Problem requirements: Repeat the entries that appear below, exactly as they are given.

[Data records]
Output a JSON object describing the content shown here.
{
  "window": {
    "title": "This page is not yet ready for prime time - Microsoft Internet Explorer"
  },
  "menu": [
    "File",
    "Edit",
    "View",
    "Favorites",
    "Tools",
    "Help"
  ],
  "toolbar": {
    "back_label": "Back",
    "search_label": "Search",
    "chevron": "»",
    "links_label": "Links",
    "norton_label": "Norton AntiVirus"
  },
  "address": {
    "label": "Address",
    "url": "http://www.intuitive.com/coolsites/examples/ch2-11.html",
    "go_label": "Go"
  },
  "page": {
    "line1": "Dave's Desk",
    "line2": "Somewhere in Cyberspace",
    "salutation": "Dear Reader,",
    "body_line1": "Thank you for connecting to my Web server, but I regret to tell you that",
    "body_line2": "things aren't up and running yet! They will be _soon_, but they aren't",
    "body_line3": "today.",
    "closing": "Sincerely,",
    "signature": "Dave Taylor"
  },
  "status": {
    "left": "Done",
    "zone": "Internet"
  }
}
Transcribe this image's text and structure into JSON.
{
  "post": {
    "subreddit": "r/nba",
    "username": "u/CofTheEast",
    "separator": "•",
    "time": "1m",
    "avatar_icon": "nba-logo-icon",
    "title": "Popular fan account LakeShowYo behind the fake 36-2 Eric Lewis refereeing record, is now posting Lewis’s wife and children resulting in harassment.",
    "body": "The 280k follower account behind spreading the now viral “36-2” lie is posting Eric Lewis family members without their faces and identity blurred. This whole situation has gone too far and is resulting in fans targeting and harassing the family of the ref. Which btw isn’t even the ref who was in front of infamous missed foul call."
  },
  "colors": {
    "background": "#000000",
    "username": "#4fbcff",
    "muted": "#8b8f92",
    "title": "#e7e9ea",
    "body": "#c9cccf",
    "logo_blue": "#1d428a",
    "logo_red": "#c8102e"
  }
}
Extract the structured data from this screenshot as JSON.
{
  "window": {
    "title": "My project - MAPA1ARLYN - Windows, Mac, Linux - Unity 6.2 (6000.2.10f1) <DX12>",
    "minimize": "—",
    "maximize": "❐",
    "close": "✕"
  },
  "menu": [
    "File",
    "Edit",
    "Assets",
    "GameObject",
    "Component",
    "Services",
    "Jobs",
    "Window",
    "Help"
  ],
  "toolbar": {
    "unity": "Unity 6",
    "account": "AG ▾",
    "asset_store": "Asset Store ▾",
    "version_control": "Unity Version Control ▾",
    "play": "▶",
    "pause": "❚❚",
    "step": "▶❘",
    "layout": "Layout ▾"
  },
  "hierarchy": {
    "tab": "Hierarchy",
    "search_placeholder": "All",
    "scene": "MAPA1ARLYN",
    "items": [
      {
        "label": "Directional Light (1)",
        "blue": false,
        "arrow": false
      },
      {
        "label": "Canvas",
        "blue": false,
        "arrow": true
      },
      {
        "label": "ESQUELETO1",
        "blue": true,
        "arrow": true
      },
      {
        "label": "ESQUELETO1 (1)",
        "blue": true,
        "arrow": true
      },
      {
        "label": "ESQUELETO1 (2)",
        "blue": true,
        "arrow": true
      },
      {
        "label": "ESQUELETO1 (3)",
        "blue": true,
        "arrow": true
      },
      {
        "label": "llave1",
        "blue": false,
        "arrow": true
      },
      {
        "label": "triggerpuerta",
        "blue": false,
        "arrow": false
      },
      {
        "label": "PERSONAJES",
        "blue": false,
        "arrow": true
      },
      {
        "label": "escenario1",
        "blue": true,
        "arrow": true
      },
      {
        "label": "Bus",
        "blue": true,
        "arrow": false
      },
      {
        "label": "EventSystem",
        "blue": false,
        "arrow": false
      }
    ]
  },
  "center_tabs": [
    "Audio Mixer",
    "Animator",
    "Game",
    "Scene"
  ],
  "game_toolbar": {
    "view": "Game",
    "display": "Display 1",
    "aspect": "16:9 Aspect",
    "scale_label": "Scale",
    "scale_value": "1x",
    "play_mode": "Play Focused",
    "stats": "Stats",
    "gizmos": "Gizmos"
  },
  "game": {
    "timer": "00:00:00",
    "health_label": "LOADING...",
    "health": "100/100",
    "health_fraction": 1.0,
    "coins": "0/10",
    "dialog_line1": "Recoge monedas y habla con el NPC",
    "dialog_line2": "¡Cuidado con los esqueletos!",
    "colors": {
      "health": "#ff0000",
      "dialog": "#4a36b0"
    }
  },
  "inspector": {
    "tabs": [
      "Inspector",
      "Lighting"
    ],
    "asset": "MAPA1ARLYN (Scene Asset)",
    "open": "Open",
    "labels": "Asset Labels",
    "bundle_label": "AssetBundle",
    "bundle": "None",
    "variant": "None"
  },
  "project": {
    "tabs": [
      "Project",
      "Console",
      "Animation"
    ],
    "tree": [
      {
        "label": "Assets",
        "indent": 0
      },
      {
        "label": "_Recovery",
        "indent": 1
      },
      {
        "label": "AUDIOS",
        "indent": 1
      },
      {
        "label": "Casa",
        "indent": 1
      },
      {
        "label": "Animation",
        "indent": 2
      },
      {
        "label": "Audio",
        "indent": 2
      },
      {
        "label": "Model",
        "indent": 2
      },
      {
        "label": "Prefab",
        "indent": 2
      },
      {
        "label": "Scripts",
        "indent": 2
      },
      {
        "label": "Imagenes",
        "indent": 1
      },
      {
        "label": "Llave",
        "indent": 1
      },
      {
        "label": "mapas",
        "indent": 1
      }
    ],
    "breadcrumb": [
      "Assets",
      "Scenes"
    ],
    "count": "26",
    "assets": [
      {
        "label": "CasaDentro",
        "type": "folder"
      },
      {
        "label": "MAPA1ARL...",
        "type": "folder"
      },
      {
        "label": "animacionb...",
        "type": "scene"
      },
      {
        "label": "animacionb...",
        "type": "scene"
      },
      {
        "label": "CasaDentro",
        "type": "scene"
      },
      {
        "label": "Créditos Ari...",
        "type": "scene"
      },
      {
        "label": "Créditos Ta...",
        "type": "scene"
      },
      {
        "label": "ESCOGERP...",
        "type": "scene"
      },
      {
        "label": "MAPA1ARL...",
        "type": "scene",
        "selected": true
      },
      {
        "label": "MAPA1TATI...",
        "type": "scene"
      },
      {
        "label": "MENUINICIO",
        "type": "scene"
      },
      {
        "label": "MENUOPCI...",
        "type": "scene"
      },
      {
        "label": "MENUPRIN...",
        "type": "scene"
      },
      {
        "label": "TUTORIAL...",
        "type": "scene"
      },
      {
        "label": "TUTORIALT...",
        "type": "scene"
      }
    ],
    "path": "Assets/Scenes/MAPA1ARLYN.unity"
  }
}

Written reply:
Output a JSON object describing the content shown here.
{
  "window": {
    "title": "This page is not yet ready for prime time - Microsoft Internet Explorer"
  },
  "menu": [
    "File",
    "Edit",
    "View",
    "Favorites",
    "Tools",
    "Help"
  ],
  "toolbar": {
    "back_label": "Back",
    "search_label": "Search",
    "chevron": "»",
    "links_label": "Links",
    "norton_label": "Norton AntiVirus"
  },
  "address": {
    "label": "Address",
    "url": "http://www.intuitive.com/coolsites/examples/ch2-11.html",
    "go_label": "Go"
  },
  "page": {
    "line1": "Dave's Desk",
    "line2": "Somewhere in Cyberspace",
    "salutation": "Dear Reader,",
    "body_line1": "Thank you for connecting to my Web server, but I regret to tell you that",
    "body_line2": "things aren't up and running yet! They will be _soon_, but they aren't",
    "body_line3": "today.",
    "closing": "Sincerely,",
    "signature": "Dave Taylor"
  },
  "status": {
    "left": "Done",
    "zone": "Internet"
  }
}
Transcribe this image's text and structure into JSON.
{
  "post": {
    "subreddit": "r/nba",
    "username": "u/CofTheEast",
    "separator": "•",
    "time": "1m",
    "avatar_icon": "nba-logo-icon",
    "title": "Popular fan account LakeShowYo behind the fake 36-2 Eric Lewis refereeing record, is now posting Lewis’s wife and children resulting in harassment.",
    "body": "The 280k follower account behind spreading the now viral “36-2” lie is posting Eric Lewis family members without their faces and identity blurred. This whole situation has gone too far and is resulting in fans targeting and harassing the family of the ref. Which btw isn’t even the ref who was in front of infamous missed foul call."
  },
  "colors": {
    "background": "#000000",
    "username": "#4fbcff",
    "muted": "#8b8f92",
    "title": "#e7e9ea",
    "body": "#c9cccf",
    "logo_blue": "#1d428a",
    "logo_red": "#c8102e"
  }
}
Extract the structured data from this screenshot as JSON.
{
  "window": {
    "title": "My project - MAPA1ARLYN - Windows, Mac, Linux - Unity 6.2 (6000.2.10f1) <DX12>",
    "minimize": "—",
    "maximize": "❐",
    "close": "✕"
  },
  "menu": [
    "File",
    "Edit",
    "Assets",
    "GameObject",
    "Component",
    "Services",
    "Jobs",
    "Window",
    "Help"
  ],
  "toolbar": {
    "unity": "Unity 6",
    "account": "AG ▾",
    "asset_store": "Asset Store ▾",
    "version_control": "Unity Version Control ▾",
    "play": "▶",
    "pause": "❚❚",
    "step": "▶❘",
    "layout": "Layout ▾"
  },
  "hierarchy": {
    "tab": "Hierarchy",
    "search_placeholder": "All",
    "scene": "MAPA1ARLYN",
    "items": [
      {
        "label": "Directional Light (1)",
        "blue": false,
        "arrow": false
      },
      {
        "label": "Canvas",
        "blue": false,
        "arrow": true
      },
      {
        "label": "ESQUELETO1",
        "blue": true,
        "arrow": true
      },
      {
        "label": "ESQUELETO1 (1)",
        "blue": true,
        "arrow": true
      },
      {
        "label": "ESQUELETO1 (2)",
        "blue": true,
        "arrow": true
      },
      {
        "label": "ESQUELETO1 (3)",
        "blue": true,
        "arrow": true
      },
      {
        "label": "llave1",
        "blue": false,
        "arrow": true
      },
      {
        "label": "triggerpuerta",
        "blue": false,
        "arrow": false
      },
      {
        "label": "PERSONAJES",
        "blue": false,
        "arrow": true
      },
      {
        "label": "escenario1",
        "blue": true,
        "arrow": true
      },
      {
        "label": "Bus",
        "blue": true,
        "arrow": false
      },
      {
        "label": "EventSystem",
        "blue": false,
        "arrow": false
      }
    ]
  },
  "center_tabs": [
    "Audio Mixer",
    "Animator",
    "Game",
    "Scene"
  ],
  "game_toolbar": {
    "view": "Game",
    "display": "Display 1",
    "aspect": "16:9 Aspect",
    "scale_label": "Scale",
    "scale_value": "1x",
    "play_mode": "Play Focused",
    "stats": "Stats",
    "gizmos": "Gizmos"
  },
  "game": {
    "timer": "00:00:00",
    "health_label": "LOADING...",
    "health": "100/100",
    "health_fraction": 1.0,
    "coins": "0/10",
    "dialog_line1": "Recoge monedas y habla con el NPC",
    "dialog_line2": "¡Cuidado con los esqueletos!",
    "colors": {
      "health": "#ff0000",
      "dialog": "#4a36b0"
    }
  },
  "inspector": {
    "tabs": [
      "Inspector",
      "Lighting"
    ],
    "asset": "MAPA1ARLYN (Scene Asset)",
    "open": "Open",
    "labels": "Asset Labels",
    "bundle_label": "AssetBundle",
    "bundle": "None",
    "variant": "None"
  },
  "project": {
    "tabs": [
      "Project",
      "Console",
      "Animation"
    ],
    "tree": [
      {
        "label": "Assets",
        "indent": 0
      },
      {
        "label": "_Recovery",
        "indent": 1
      },
      {
        "label": "AUDIOS",
        "indent": 1
      },
      {
        "label": "Casa",
        "indent": 1
      },
      {
        "label": "Animation",
        "indent": 2
      },
      {
        "label": "Audio",
        "indent": 2
      },
      {
        "label": "Model",
        "indent": 2
      },
      {
        "label": "Prefab",
        "indent": 2
      },
      {
        "label": "Scripts",
        "indent": 2
      },
      {
        "label": "Imagenes",
        "indent": 1
      },
      {
        "label": "Llave",
        "indent": 1
      },
      {
        "label": "mapas",
        "indent": 1
      }
    ],
    "breadcrumb": [
      "Assets",
      "Scenes"
    ],
    "count": "26",
    "assets": [
      {
        "label": "CasaDentro",
        "type": "folder"
      },
      {
        "label": "MAPA1ARL...",
        "type": "folder"
      },
      {
        "label": "animacionb...",
        "type": "scene"
      },
      {
        "label": "animacionb...",
        "type": "scene"
      },
      {
        "label": "CasaDentro",
        "type": "scene"
      },
      {
        "label": "Créditos Ari...",
        "type": "scene"
      },
      {
        "label": "Créditos Ta...",
        "type": "scene"
      },
      {
        "label": "ESCOGERP...",
        "type": "scene"
      },
      {
        "label": "MAPA1ARL...",
        "type": "scene",
        "selected": true
      },
      {
        "label": "MAPA1TATI...",
        "type": "scene"
      },
      {
        "label": "MENUINICIO",
        "type": "scene"
      },
      {
        "label": "MENUOPCI...",
        "type": "scene"
      },
      {
        "label": "MENUPRIN...",
        "type": "scene"
      },
      {
        "label": "TUTORIAL...",
        "type": "scene"
      },
      {
        "label": "TUTORIALT...",
        "type": "scene"
      }
    ],
    "path": "Assets/Scenes/MAPA1ARLYN.unity"
  }
}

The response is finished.